_What to produce_
Copy out each of the following rows verbatim.

* * * * *

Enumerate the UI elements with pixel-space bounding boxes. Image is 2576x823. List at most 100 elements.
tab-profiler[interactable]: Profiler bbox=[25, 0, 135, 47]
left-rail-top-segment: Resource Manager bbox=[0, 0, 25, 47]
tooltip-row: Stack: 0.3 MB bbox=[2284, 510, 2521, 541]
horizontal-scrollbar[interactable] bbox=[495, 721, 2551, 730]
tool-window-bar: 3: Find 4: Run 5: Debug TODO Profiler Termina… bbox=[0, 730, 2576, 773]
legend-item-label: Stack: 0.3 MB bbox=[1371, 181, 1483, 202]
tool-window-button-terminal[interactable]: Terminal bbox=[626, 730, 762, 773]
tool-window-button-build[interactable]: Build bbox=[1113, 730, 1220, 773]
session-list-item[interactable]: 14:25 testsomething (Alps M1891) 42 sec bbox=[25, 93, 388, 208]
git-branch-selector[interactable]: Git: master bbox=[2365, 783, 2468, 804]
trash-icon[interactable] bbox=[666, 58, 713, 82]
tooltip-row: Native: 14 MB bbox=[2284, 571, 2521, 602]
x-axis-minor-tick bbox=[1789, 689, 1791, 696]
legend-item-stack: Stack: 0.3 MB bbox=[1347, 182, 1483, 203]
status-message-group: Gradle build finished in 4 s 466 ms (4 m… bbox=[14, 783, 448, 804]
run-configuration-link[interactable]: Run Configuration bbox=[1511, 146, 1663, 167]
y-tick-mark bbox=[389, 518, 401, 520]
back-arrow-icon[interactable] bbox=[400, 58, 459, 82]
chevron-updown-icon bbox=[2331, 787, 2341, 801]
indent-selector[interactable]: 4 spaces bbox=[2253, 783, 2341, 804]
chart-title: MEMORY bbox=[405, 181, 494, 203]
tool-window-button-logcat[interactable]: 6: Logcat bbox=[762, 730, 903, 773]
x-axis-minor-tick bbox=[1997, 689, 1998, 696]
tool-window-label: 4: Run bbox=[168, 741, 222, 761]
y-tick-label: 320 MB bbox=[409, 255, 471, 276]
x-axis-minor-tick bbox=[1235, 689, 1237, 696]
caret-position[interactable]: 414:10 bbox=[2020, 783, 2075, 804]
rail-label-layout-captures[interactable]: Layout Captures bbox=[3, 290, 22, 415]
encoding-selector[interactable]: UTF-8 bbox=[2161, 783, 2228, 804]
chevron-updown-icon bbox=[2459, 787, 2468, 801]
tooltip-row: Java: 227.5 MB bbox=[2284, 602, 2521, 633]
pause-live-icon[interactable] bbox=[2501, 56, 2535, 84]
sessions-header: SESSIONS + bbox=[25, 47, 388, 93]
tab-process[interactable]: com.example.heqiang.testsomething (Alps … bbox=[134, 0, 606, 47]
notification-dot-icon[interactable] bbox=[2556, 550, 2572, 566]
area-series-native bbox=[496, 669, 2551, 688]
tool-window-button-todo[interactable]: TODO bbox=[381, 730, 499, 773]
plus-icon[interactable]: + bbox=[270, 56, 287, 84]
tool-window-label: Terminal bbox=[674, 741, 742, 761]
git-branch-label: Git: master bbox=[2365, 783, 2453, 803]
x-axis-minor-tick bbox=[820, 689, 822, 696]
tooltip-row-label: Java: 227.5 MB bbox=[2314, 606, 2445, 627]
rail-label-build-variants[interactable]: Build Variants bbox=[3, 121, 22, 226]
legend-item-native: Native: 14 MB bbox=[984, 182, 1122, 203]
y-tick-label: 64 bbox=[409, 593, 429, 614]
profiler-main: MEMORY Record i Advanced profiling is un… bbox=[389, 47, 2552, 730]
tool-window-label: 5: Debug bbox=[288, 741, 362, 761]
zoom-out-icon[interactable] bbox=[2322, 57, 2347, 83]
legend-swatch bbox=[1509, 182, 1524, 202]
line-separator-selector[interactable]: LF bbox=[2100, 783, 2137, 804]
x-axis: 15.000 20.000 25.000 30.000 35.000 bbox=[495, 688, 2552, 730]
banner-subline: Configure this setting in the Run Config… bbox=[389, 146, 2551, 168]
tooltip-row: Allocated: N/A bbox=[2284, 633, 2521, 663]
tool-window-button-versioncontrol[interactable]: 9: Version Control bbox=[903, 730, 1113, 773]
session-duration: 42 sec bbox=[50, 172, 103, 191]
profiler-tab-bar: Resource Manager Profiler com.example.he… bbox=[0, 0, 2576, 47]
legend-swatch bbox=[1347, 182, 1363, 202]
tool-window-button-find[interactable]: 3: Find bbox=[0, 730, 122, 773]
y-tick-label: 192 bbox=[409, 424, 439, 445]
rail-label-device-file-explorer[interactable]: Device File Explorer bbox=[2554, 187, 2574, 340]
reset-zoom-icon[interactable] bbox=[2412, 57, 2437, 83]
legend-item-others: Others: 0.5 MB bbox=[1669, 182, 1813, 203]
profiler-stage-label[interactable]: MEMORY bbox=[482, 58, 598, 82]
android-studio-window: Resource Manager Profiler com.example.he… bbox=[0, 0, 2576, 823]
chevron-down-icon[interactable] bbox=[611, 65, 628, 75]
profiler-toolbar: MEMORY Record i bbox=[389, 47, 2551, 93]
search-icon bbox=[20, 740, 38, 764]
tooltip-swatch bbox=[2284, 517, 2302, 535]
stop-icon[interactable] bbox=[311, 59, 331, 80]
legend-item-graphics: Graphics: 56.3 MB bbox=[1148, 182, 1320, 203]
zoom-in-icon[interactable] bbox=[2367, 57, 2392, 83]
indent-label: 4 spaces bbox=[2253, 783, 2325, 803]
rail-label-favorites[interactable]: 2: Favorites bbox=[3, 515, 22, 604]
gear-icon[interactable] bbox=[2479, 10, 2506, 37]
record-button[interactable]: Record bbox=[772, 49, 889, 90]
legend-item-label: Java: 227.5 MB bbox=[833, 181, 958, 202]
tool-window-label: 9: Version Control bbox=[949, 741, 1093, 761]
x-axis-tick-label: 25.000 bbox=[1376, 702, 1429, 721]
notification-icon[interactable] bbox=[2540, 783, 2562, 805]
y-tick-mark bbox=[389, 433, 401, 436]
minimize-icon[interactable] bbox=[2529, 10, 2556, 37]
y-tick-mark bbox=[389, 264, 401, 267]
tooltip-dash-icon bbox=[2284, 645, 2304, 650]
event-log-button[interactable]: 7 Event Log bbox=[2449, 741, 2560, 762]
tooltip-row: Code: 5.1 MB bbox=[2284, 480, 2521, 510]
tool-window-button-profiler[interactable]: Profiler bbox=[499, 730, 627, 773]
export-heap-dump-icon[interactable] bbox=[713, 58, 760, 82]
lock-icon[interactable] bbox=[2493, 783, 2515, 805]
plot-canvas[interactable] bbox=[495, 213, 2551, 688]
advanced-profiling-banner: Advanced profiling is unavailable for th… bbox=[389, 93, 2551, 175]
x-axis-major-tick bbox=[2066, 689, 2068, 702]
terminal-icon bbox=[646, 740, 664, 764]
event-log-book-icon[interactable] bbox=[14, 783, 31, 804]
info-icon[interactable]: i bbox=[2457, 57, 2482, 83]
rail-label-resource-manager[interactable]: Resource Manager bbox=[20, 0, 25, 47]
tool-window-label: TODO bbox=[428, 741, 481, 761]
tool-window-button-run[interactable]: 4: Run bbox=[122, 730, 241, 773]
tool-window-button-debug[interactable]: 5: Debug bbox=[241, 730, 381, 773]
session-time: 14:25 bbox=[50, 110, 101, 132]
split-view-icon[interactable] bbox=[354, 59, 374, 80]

* * * * *

_Output below_
Enumerate the UI elements with pixel-space bounding boxes. Image is 2576x823. List at most 100 elements.
tab-profiler[interactable]: Profiler bbox=[25, 0, 135, 47]
left-rail-top-segment: Resource Manager bbox=[0, 0, 25, 47]
tooltip-row: Stack: 0.3 MB bbox=[2284, 510, 2521, 541]
horizontal-scrollbar[interactable] bbox=[495, 721, 2551, 730]
tool-window-bar: 3: Find 4: Run 5: Debug TODO Profiler Termina… bbox=[0, 730, 2576, 773]
legend-item-label: Stack: 0.3 MB bbox=[1371, 181, 1483, 202]
tool-window-button-terminal[interactable]: Terminal bbox=[626, 730, 762, 773]
tool-window-button-build[interactable]: Build bbox=[1113, 730, 1220, 773]
session-list-item[interactable]: 14:25 testsomething (Alps M1891) 42 sec bbox=[25, 93, 388, 208]
git-branch-selector[interactable]: Git: master bbox=[2365, 783, 2468, 804]
trash-icon[interactable] bbox=[666, 58, 713, 82]
tooltip-row: Native: 14 MB bbox=[2284, 571, 2521, 602]
x-axis-minor-tick bbox=[1789, 689, 1791, 696]
legend-item-stack: Stack: 0.3 MB bbox=[1347, 182, 1483, 203]
status-message-group: Gradle build finished in 4 s 466 ms (4 m… bbox=[14, 783, 448, 804]
run-configuration-link[interactable]: Run Configuration bbox=[1511, 146, 1663, 167]
y-tick-mark bbox=[389, 518, 401, 520]
back-arrow-icon[interactable] bbox=[400, 58, 459, 82]
chevron-updown-icon bbox=[2331, 787, 2341, 801]
indent-selector[interactable]: 4 spaces bbox=[2253, 783, 2341, 804]
chart-title: MEMORY bbox=[405, 181, 494, 203]
tool-window-button-logcat[interactable]: 6: Logcat bbox=[762, 730, 903, 773]
x-axis-minor-tick bbox=[1997, 689, 1998, 696]
tool-window-label: 4: Run bbox=[168, 741, 222, 761]
y-tick-label: 320 MB bbox=[409, 255, 471, 276]
x-axis-minor-tick bbox=[1235, 689, 1237, 696]
caret-position[interactable]: 414:10 bbox=[2020, 783, 2075, 804]
rail-label-layout-captures[interactable]: Layout Captures bbox=[3, 290, 22, 415]
encoding-selector[interactable]: UTF-8 bbox=[2161, 783, 2228, 804]
chevron-updown-icon bbox=[2459, 787, 2468, 801]
tooltip-row: Java: 227.5 MB bbox=[2284, 602, 2521, 633]
pause-live-icon[interactable] bbox=[2501, 56, 2535, 84]
sessions-header: SESSIONS + bbox=[25, 47, 388, 93]
tab-process[interactable]: com.example.heqiang.testsomething (Alps … bbox=[134, 0, 606, 47]
notification-dot-icon[interactable] bbox=[2556, 550, 2572, 566]
area-series-native bbox=[496, 669, 2551, 688]
tool-window-button-todo[interactable]: TODO bbox=[381, 730, 499, 773]
plus-icon[interactable]: + bbox=[270, 56, 287, 84]
tool-window-label: Terminal bbox=[674, 741, 742, 761]
git-branch-label: Git: master bbox=[2365, 783, 2453, 803]
x-axis-minor-tick bbox=[820, 689, 822, 696]
tooltip-row-label: Java: 227.5 MB bbox=[2314, 606, 2445, 627]
rail-label-build-variants[interactable]: Build Variants bbox=[3, 121, 22, 226]
legend-item-native: Native: 14 MB bbox=[984, 182, 1122, 203]
y-tick-label: 64 bbox=[409, 593, 429, 614]
profiler-main: MEMORY Record i Advanced profiling is un… bbox=[389, 47, 2552, 730]
tool-window-label: 5: Debug bbox=[288, 741, 362, 761]
zoom-out-icon[interactable] bbox=[2322, 57, 2347, 83]
legend-swatch bbox=[1509, 182, 1524, 202]
line-separator-selector[interactable]: LF bbox=[2100, 783, 2137, 804]
x-axis: 15.000 20.000 25.000 30.000 35.000 bbox=[495, 688, 2552, 730]
banner-subline: Configure this setting in the Run Config… bbox=[389, 146, 2551, 168]
tooltip-row: Allocated: N/A bbox=[2284, 633, 2521, 663]
tool-window-button-versioncontrol[interactable]: 9: Version Control bbox=[903, 730, 1113, 773]
session-duration: 42 sec bbox=[50, 172, 103, 191]
profiler-tab-bar: Resource Manager Profiler com.example.he… bbox=[0, 0, 2576, 47]
legend-swatch bbox=[1347, 182, 1363, 202]
tool-window-button-find[interactable]: 3: Find bbox=[0, 730, 122, 773]
y-tick-label: 192 bbox=[409, 424, 439, 445]
rail-label-device-file-explorer[interactable]: Device File Explorer bbox=[2554, 187, 2574, 340]
reset-zoom-icon[interactable] bbox=[2412, 57, 2437, 83]
legend-item-others: Others: 0.5 MB bbox=[1669, 182, 1813, 203]
profiler-stage-label[interactable]: MEMORY bbox=[482, 58, 598, 82]
android-studio-window: Resource Manager Profiler com.example.he… bbox=[0, 0, 2576, 823]
chevron-down-icon[interactable] bbox=[611, 65, 628, 75]
profiler-toolbar: MEMORY Record i bbox=[389, 47, 2551, 93]
search-icon bbox=[20, 740, 38, 764]
tooltip-swatch bbox=[2284, 517, 2302, 535]
stop-icon[interactable] bbox=[311, 59, 331, 80]
legend-item-graphics: Graphics: 56.3 MB bbox=[1148, 182, 1320, 203]
zoom-in-icon[interactable] bbox=[2367, 57, 2392, 83]
indent-label: 4 spaces bbox=[2253, 783, 2325, 803]
rail-label-favorites[interactable]: 2: Favorites bbox=[3, 515, 22, 604]
gear-icon[interactable] bbox=[2479, 10, 2506, 37]
record-button[interactable]: Record bbox=[772, 49, 889, 90]
legend-item-label: Java: 227.5 MB bbox=[833, 181, 958, 202]
tool-window-label: 9: Version Control bbox=[949, 741, 1093, 761]
x-axis-tick-label: 25.000 bbox=[1376, 702, 1429, 721]
notification-icon[interactable] bbox=[2540, 783, 2562, 805]
y-tick-mark bbox=[389, 433, 401, 436]
minimize-icon[interactable] bbox=[2529, 10, 2556, 37]
y-tick-mark bbox=[389, 264, 401, 267]
tooltip-dash-icon bbox=[2284, 645, 2304, 650]
event-log-button[interactable]: 7 Event Log bbox=[2449, 741, 2560, 762]
tooltip-row: Code: 5.1 MB bbox=[2284, 480, 2521, 510]
tool-window-button-profiler[interactable]: Profiler bbox=[499, 730, 627, 773]
export-heap-dump-icon[interactable] bbox=[713, 58, 760, 82]
lock-icon[interactable] bbox=[2493, 783, 2515, 805]
plot-canvas[interactable] bbox=[495, 213, 2551, 688]
advanced-profiling-banner: Advanced profiling is unavailable for th… bbox=[389, 93, 2551, 175]
x-axis-major-tick bbox=[2066, 689, 2068, 702]
terminal-icon bbox=[646, 740, 664, 764]
event-log-book-icon[interactable] bbox=[14, 783, 31, 804]
info-icon[interactable]: i bbox=[2457, 57, 2482, 83]
rail-label-resource-manager[interactable]: Resource Manager bbox=[20, 0, 25, 47]
tool-window-label: TODO bbox=[428, 741, 481, 761]
tool-window-button-run[interactable]: 4: Run bbox=[122, 730, 241, 773]
tool-window-button-debug[interactable]: 5: Debug bbox=[241, 730, 381, 773]
session-time: 14:25 bbox=[50, 110, 101, 132]
split-view-icon[interactable] bbox=[354, 59, 374, 80]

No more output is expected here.